-- DATASET EXCERPTS --
---

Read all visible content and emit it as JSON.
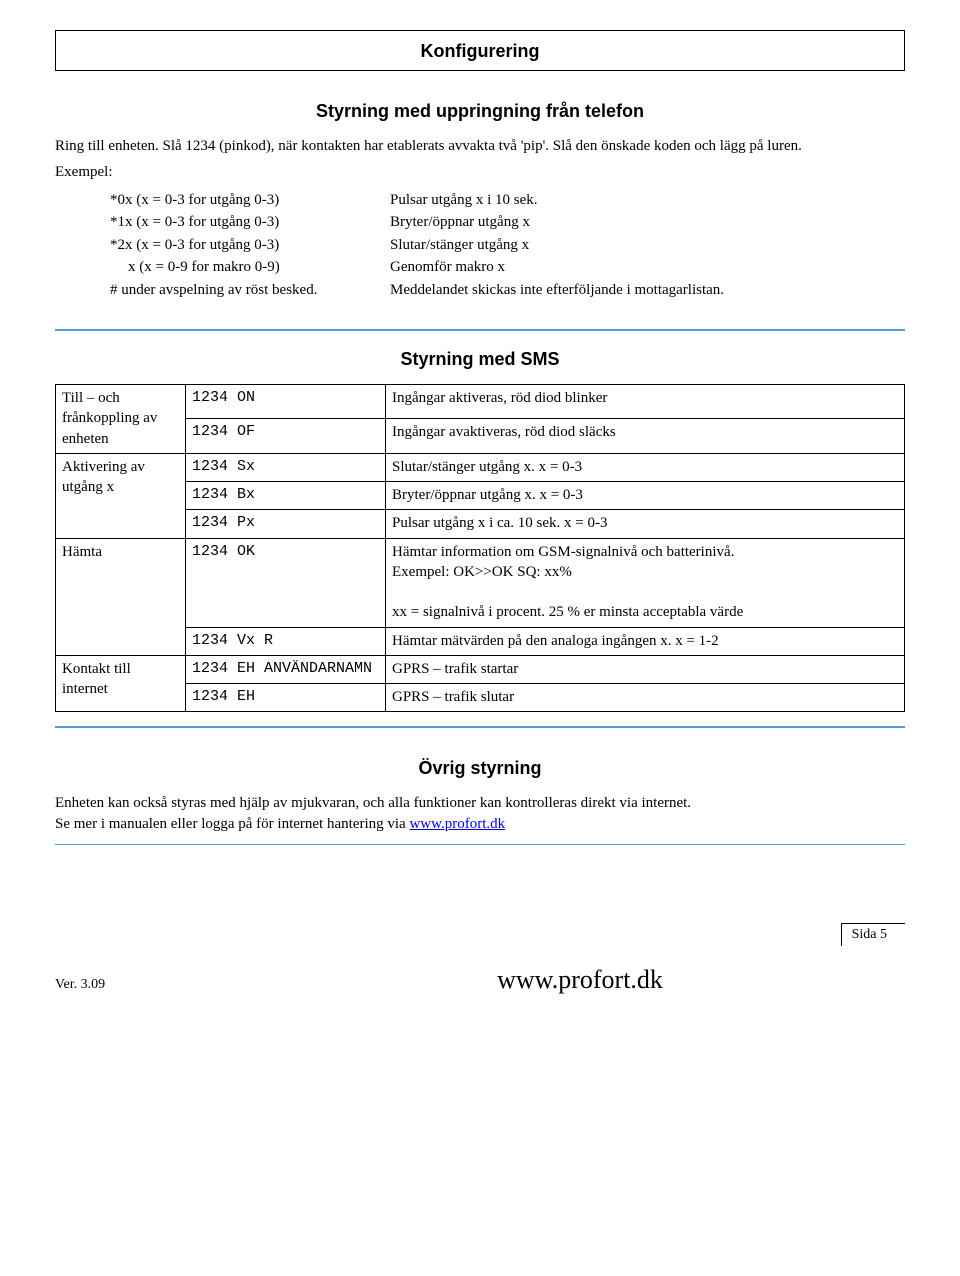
{
  "header": {
    "title": "Konfigurering"
  },
  "s1": {
    "title": "Styrning med uppringning från telefon",
    "p1": "Ring till enheten. Slå 1234 (pinkod), när kontakten har etablerats avvakta två 'pip'. Slå den önskade koden och lägg på luren.",
    "p2": "Exempel:",
    "rows": [
      {
        "l": "*0x (x = 0-3 for utgång 0-3)",
        "r": "Pulsar utgång x i 10 sek."
      },
      {
        "l": "*1x (x = 0-3 for utgång 0-3)",
        "r": "Bryter/öppnar utgång x"
      },
      {
        "l": "*2x (x = 0-3 for utgång 0-3)",
        "r": "Slutar/stänger utgång x"
      },
      {
        "l": "x (x = 0-9 for makro 0-9)",
        "r": "Genomför makro x"
      },
      {
        "l": "# under avspelning av röst besked.",
        "r": "Meddelandet skickas inte efterföljande i mottagarlistan."
      }
    ]
  },
  "s2": {
    "title": "Styrning med SMS",
    "groups": [
      {
        "label": "Till – och frånkoppling av enheten",
        "rows": [
          {
            "cmd": "1234 ON",
            "desc": "Ingångar aktiveras, röd diod blinker"
          },
          {
            "cmd": "1234 OF",
            "desc": "Ingångar avaktiveras, röd diod släcks"
          }
        ]
      },
      {
        "label": "Aktivering av utgång x",
        "rows": [
          {
            "cmd": "1234 Sx",
            "desc": "Slutar/stänger utgång x. x = 0-3"
          },
          {
            "cmd": "1234 Bx",
            "desc": "Bryter/öppnar utgång x. x = 0-3"
          },
          {
            "cmd": "1234 Px",
            "desc": "Pulsar utgång x i ca. 10 sek. x = 0-3"
          }
        ]
      },
      {
        "label": "Hämta",
        "rows": [
          {
            "cmd": "1234 OK",
            "desc": "Hämtar information om GSM-signalnivå och batterinivå.\nExempel: OK>>OK SQ: xx%\n\nxx = signalnivå i procent. 25 % er minsta acceptabla värde"
          },
          {
            "cmd": "1234 Vx R",
            "desc": "Hämtar mätvärden på den analoga ingången x. x = 1-2"
          }
        ]
      },
      {
        "label": "Kontakt till internet",
        "rows": [
          {
            "cmd": "1234 EH ANVÄNDARNAMN",
            "desc": "GPRS – trafik startar"
          },
          {
            "cmd": "1234 EH",
            "desc": "GPRS – trafik slutar"
          }
        ]
      }
    ]
  },
  "s3": {
    "title": "Övrig styrning",
    "p1_a": "Enheten kan också styras med hjälp av mjukvaran, och alla funktioner kan kontrolleras direkt via internet.",
    "p1_b": "Se mer i manualen eller logga på för internet hantering via ",
    "link": "www.profort.dk"
  },
  "footer": {
    "page": "Sida 5",
    "ver": "Ver. 3.09",
    "url": "www.profort.dk"
  }
}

---

Lines that include the word "Hämtar" are to be extracted from the data above.

-- SOLVED EXERCISE --
            "desc": "Hämtar information om GSM-signalnivå och batterinivå.\nExempel: OK>>OK SQ: xx%\n\nxx = signalnivå i procent. 25 % er minsta acceptabla värde"
            "desc": "Hämtar mätvärden på den analoga ingången x. x = 1-2"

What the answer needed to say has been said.